Records from a data collection:

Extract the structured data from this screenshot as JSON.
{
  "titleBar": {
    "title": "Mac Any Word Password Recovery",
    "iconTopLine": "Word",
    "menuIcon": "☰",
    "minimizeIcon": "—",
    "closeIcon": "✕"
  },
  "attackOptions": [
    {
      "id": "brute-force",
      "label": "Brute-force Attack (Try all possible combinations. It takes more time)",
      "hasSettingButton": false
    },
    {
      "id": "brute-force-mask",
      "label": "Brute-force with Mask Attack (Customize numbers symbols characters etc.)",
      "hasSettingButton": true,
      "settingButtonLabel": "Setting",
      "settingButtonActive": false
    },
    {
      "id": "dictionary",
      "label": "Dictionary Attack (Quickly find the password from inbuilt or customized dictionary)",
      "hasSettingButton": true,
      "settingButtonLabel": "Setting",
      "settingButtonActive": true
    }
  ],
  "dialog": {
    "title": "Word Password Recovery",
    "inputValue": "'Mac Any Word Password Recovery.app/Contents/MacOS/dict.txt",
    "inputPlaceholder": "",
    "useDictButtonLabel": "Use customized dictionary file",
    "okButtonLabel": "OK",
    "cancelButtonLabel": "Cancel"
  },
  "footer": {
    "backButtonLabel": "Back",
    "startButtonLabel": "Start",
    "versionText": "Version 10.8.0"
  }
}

What you have to do: Examine the data above and state how many of its lines contain the word "force", with no further remarks.

Problem solution: 4